*DESCRIPTION OF THE TASK:*
For each line below that contains the string "this", copy that line.

*SUPPLIED MATERIAL:*
● ● ●

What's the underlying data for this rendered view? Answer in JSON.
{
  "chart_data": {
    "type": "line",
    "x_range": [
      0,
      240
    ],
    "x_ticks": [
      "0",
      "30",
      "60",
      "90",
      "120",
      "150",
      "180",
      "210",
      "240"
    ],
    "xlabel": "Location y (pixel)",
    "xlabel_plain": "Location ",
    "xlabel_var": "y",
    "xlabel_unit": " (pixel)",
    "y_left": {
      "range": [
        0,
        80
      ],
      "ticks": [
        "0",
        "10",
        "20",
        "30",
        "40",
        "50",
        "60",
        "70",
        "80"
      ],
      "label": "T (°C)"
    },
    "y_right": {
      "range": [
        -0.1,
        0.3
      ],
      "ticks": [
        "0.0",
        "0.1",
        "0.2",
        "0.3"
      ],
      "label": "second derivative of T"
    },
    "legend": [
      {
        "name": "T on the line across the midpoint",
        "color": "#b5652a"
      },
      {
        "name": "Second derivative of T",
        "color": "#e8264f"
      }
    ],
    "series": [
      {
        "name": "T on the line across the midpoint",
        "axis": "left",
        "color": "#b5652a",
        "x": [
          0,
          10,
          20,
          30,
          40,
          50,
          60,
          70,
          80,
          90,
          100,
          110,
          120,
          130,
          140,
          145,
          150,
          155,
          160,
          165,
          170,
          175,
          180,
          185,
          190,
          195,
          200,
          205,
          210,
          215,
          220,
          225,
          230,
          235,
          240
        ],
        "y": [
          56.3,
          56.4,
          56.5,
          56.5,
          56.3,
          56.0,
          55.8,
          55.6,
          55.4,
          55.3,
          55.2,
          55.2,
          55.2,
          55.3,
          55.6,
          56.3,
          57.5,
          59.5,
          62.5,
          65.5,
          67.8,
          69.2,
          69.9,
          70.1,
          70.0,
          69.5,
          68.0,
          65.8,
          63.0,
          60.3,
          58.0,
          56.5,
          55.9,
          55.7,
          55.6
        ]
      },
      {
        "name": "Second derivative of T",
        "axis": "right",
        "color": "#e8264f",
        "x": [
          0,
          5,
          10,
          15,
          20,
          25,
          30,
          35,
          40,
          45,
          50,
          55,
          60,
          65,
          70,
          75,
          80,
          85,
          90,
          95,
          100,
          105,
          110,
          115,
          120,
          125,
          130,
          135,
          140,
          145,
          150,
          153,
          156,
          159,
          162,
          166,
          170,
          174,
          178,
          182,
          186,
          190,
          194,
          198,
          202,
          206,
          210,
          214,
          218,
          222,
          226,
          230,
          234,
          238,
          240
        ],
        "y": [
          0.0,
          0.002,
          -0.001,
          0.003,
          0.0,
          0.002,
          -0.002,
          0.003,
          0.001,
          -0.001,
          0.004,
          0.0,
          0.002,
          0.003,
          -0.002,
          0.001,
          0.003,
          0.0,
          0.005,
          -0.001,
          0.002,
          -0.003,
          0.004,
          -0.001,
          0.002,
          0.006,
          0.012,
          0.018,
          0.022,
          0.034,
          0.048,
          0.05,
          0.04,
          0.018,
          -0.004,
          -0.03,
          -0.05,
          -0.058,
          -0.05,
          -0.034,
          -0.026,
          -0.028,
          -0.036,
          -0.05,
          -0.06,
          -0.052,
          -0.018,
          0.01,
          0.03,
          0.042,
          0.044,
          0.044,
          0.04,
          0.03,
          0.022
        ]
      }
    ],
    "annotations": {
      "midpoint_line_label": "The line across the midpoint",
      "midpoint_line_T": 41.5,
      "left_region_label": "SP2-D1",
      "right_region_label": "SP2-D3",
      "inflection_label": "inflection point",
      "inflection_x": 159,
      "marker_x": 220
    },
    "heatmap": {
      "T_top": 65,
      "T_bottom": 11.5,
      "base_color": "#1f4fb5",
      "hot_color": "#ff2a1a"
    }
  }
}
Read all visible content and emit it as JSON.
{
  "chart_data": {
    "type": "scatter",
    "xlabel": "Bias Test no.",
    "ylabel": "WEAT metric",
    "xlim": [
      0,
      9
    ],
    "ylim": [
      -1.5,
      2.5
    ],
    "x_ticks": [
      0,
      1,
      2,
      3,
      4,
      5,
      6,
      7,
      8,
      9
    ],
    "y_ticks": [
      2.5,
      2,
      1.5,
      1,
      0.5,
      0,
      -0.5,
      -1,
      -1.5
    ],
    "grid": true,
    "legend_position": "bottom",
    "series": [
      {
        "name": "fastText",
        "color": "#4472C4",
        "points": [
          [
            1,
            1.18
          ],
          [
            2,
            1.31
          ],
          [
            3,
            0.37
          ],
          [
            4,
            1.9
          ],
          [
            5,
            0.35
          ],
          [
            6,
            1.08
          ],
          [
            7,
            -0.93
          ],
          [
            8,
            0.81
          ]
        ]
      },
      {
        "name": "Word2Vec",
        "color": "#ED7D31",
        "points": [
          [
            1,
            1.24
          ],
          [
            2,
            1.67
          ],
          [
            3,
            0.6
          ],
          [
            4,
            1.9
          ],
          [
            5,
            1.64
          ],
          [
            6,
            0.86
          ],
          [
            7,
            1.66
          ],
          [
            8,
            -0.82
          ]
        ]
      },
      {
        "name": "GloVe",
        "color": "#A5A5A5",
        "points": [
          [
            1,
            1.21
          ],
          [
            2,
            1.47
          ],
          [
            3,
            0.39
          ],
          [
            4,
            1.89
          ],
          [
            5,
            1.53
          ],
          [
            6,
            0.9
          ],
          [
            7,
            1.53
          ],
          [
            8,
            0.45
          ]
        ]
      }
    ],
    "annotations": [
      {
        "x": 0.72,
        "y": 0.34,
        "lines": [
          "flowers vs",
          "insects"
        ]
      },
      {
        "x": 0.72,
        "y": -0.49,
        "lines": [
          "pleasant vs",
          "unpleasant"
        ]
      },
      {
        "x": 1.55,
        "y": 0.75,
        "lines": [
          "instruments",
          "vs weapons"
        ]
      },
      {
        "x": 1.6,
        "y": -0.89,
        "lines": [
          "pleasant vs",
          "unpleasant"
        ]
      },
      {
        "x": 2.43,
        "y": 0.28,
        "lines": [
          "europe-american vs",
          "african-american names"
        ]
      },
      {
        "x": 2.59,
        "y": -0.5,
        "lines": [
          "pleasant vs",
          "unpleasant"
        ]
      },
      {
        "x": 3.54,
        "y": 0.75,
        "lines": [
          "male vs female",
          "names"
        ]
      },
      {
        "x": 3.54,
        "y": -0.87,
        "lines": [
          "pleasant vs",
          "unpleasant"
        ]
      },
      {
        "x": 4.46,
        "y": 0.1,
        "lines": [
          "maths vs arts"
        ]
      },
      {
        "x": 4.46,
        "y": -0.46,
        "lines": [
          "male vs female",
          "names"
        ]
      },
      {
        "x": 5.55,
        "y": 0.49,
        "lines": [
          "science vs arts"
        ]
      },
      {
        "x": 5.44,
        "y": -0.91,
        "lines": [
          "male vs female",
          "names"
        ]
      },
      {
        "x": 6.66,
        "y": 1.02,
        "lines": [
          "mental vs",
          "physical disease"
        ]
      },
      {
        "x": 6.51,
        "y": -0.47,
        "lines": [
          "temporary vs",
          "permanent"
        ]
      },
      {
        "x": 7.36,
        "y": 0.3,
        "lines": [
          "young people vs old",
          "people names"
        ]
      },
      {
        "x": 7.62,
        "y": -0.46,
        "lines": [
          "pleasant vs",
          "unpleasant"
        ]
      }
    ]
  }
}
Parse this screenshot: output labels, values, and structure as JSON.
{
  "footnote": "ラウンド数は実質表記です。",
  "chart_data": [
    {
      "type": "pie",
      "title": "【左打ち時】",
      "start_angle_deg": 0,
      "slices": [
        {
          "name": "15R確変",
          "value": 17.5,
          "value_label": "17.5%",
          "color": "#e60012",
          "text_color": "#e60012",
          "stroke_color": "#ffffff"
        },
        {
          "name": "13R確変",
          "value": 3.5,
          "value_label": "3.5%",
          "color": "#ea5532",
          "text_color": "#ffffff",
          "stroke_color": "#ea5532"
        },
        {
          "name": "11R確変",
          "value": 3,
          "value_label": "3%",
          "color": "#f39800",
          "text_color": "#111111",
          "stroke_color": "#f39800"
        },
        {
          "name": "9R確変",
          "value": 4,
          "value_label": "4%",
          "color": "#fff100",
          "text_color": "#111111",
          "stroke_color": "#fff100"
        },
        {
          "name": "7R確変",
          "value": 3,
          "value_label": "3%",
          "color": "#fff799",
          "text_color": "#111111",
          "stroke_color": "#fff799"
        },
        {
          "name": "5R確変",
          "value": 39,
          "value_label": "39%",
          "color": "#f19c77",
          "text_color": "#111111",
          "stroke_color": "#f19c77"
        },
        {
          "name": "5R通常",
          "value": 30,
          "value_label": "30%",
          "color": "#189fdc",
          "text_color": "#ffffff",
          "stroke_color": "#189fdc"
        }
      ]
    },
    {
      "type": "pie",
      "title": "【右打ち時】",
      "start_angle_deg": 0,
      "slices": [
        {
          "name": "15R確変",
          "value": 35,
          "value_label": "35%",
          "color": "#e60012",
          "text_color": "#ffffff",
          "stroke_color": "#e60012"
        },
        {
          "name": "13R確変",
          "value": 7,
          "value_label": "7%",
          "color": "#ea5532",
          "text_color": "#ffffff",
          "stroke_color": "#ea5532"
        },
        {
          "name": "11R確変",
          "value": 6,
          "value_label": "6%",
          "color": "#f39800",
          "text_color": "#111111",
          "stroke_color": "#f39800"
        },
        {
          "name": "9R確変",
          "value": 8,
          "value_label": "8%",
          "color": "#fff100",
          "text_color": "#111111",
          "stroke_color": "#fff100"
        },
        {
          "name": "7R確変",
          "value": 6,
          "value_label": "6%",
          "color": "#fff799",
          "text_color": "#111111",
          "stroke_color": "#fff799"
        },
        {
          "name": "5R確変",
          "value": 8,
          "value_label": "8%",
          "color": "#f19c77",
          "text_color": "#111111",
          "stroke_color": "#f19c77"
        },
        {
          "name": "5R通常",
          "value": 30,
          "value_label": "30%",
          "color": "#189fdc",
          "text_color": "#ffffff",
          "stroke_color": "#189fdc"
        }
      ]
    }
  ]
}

● ● ●

*COMPLETED EXERCISE:*
What's the underlying data for this rendered view? Answer in JSON.
Parse this screenshot: output labels, values, and structure as JSON.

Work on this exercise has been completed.